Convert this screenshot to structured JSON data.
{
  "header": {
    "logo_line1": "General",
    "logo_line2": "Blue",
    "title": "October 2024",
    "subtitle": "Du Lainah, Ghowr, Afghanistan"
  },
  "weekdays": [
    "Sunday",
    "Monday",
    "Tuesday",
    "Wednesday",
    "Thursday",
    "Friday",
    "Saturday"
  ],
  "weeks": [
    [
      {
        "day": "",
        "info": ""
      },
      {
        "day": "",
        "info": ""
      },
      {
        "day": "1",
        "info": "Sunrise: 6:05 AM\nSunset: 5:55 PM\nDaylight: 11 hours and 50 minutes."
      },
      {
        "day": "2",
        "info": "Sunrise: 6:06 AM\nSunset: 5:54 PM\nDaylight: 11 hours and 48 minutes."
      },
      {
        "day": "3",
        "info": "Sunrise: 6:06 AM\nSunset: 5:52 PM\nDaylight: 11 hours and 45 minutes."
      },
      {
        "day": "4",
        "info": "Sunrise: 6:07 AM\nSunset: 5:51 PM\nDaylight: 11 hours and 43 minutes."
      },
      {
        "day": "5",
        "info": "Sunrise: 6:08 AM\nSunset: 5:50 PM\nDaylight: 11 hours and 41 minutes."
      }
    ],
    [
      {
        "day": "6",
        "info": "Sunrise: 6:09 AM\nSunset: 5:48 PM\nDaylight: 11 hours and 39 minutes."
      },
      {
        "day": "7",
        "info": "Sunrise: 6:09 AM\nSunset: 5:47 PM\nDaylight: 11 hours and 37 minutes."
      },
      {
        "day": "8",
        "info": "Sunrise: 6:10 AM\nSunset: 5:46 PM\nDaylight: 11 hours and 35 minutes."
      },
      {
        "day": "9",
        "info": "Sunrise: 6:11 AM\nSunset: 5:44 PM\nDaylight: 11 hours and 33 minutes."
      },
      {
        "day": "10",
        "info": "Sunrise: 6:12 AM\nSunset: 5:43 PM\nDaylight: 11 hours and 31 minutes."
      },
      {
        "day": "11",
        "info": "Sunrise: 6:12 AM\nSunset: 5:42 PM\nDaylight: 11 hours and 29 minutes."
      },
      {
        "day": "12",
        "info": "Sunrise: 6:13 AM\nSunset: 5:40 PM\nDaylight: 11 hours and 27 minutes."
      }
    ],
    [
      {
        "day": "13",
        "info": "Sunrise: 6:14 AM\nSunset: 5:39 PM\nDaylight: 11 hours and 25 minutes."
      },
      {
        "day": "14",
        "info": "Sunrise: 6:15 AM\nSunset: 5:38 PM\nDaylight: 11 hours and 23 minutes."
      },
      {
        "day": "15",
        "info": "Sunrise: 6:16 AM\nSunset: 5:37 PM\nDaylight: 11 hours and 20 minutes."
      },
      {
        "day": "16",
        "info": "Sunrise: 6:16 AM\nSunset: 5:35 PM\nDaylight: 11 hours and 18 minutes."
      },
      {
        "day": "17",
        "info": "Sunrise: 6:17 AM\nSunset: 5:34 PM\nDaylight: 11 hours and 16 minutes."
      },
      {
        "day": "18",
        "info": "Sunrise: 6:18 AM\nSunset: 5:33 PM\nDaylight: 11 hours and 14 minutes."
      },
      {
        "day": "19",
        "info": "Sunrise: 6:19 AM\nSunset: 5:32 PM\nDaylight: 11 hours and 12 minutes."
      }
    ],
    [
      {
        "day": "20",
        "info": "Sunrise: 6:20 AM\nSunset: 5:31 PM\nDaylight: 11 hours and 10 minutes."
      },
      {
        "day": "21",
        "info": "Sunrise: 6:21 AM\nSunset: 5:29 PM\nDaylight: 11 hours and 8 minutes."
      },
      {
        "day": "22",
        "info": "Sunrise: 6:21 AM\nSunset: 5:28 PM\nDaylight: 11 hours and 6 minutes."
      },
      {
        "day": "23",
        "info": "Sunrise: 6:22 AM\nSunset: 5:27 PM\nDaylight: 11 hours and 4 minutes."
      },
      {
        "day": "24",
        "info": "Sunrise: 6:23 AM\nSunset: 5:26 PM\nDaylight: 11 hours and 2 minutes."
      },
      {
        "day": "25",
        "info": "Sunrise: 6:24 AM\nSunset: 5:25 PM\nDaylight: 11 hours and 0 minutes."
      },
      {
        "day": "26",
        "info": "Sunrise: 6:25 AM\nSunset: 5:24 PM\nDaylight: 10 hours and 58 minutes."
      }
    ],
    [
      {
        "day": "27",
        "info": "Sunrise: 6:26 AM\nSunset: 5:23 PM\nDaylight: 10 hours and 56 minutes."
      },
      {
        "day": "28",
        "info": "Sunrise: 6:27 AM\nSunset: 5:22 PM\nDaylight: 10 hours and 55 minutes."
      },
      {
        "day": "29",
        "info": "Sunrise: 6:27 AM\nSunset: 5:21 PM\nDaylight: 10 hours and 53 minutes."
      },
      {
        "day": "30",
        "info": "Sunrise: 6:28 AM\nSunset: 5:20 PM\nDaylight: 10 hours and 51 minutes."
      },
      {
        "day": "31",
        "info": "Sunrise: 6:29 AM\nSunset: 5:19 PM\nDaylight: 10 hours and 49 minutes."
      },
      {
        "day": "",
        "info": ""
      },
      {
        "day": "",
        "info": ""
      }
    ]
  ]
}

**********

• **Problem to work on**: Extract all of the data shown above without alteration.

• **Result of this exercise**:
Convert this screenshot to structured JSON data.
{
  "header": {
    "logo_line1": "General",
    "logo_line2": "Blue",
    "title": "October 2024",
    "subtitle": "Du Lainah, Ghowr, Afghanistan"
  },
  "weekdays": [
    "Sunday",
    "Monday",
    "Tuesday",
    "Wednesday",
    "Thursday",
    "Friday",
    "Saturday"
  ],
  "weeks": [
    [
      {
        "day": "",
        "info": ""
      },
      {
        "day": "",
        "info": ""
      },
      {
        "day": "1",
        "info": "Sunrise: 6:05 AM\nSunset: 5:55 PM\nDaylight: 11 hours and 50 minutes."
      },
      {
        "day": "2",
        "info": "Sunrise: 6:06 AM\nSunset: 5:54 PM\nDaylight: 11 hours and 48 minutes."
      },
      {
        "day": "3",
        "info": "Sunrise: 6:06 AM\nSunset: 5:52 PM\nDaylight: 11 hours and 45 minutes."
      },
      {
        "day": "4",
        "info": "Sunrise: 6:07 AM\nSunset: 5:51 PM\nDaylight: 11 hours and 43 minutes."
      },
      {
        "day": "5",
        "info": "Sunrise: 6:08 AM\nSunset: 5:50 PM\nDaylight: 11 hours and 41 minutes."
      }
    ],
    [
      {
        "day": "6",
        "info": "Sunrise: 6:09 AM\nSunset: 5:48 PM\nDaylight: 11 hours and 39 minutes."
      },
      {
        "day": "7",
        "info": "Sunrise: 6:09 AM\nSunset: 5:47 PM\nDaylight: 11 hours and 37 minutes."
      },
      {
        "day": "8",
        "info": "Sunrise: 6:10 AM\nSunset: 5:46 PM\nDaylight: 11 hours and 35 minutes."
      },
      {
        "day": "9",
        "info": "Sunrise: 6:11 AM\nSunset: 5:44 PM\nDaylight: 11 hours and 33 minutes."
      },
      {
        "day": "10",
        "info": "Sunrise: 6:12 AM\nSunset: 5:43 PM\nDaylight: 11 hours and 31 minutes."
      },
      {
        "day": "11",
        "info": "Sunrise: 6:12 AM\nSunset: 5:42 PM\nDaylight: 11 hours and 29 minutes."
      },
      {
        "day": "12",
        "info": "Sunrise: 6:13 AM\nSunset: 5:40 PM\nDaylight: 11 hours and 27 minutes."
      }
    ],
    [
      {
        "day": "13",
        "info": "Sunrise: 6:14 AM\nSunset: 5:39 PM\nDaylight: 11 hours and 25 minutes."
      },
      {
        "day": "14",
        "info": "Sunrise: 6:15 AM\nSunset: 5:38 PM\nDaylight: 11 hours and 23 minutes."
      },
      {
        "day": "15",
        "info": "Sunrise: 6:16 AM\nSunset: 5:37 PM\nDaylight: 11 hours and 20 minutes."
      },
      {
        "day": "16",
        "info": "Sunrise: 6:16 AM\nSunset: 5:35 PM\nDaylight: 11 hours and 18 minutes."
      },
      {
        "day": "17",
        "info": "Sunrise: 6:17 AM\nSunset: 5:34 PM\nDaylight: 11 hours and 16 minutes."
      },
      {
        "day": "18",
        "info": "Sunrise: 6:18 AM\nSunset: 5:33 PM\nDaylight: 11 hours and 14 minutes."
      },
      {
        "day": "19",
        "info": "Sunrise: 6:19 AM\nSunset: 5:32 PM\nDaylight: 11 hours and 12 minutes."
      }
    ],
    [
      {
        "day": "20",
        "info": "Sunrise: 6:20 AM\nSunset: 5:31 PM\nDaylight: 11 hours and 10 minutes."
      },
      {
        "day": "21",
        "info": "Sunrise: 6:21 AM\nSunset: 5:29 PM\nDaylight: 11 hours and 8 minutes."
      },
      {
        "day": "22",
        "info": "Sunrise: 6:21 AM\nSunset: 5:28 PM\nDaylight: 11 hours and 6 minutes."
      },
      {
        "day": "23",
        "info": "Sunrise: 6:22 AM\nSunset: 5:27 PM\nDaylight: 11 hours and 4 minutes."
      },
      {
        "day": "24",
        "info": "Sunrise: 6:23 AM\nSunset: 5:26 PM\nDaylight: 11 hours and 2 minutes."
      },
      {
        "day": "25",
        "info": "Sunrise: 6:24 AM\nSunset: 5:25 PM\nDaylight: 11 hours and 0 minutes."
      },
      {
        "day": "26",
        "info": "Sunrise: 6:25 AM\nSunset: 5:24 PM\nDaylight: 10 hours and 58 minutes."
      }
    ],
    [
      {
        "day": "27",
        "info": "Sunrise: 6:26 AM\nSunset: 5:23 PM\nDaylight: 10 hours and 56 minutes."
      },
      {
        "day": "28",
        "info": "Sunrise: 6:27 AM\nSunset: 5:22 PM\nDaylight: 10 hours and 55 minutes."
      },
      {
        "day": "29",
        "info": "Sunrise: 6:27 AM\nSunset: 5:21 PM\nDaylight: 10 hours and 53 minutes."
      },
      {
        "day": "30",
        "info": "Sunrise: 6:28 AM\nSunset: 5:20 PM\nDaylight: 10 hours and 51 minutes."
      },
      {
        "day": "31",
        "info": "Sunrise: 6:29 AM\nSunset: 5:19 PM\nDaylight: 10 hours and 49 minutes."
      },
      {
        "day": "",
        "info": ""
      },
      {
        "day": "",
        "info": ""
      }
    ]
  ]
}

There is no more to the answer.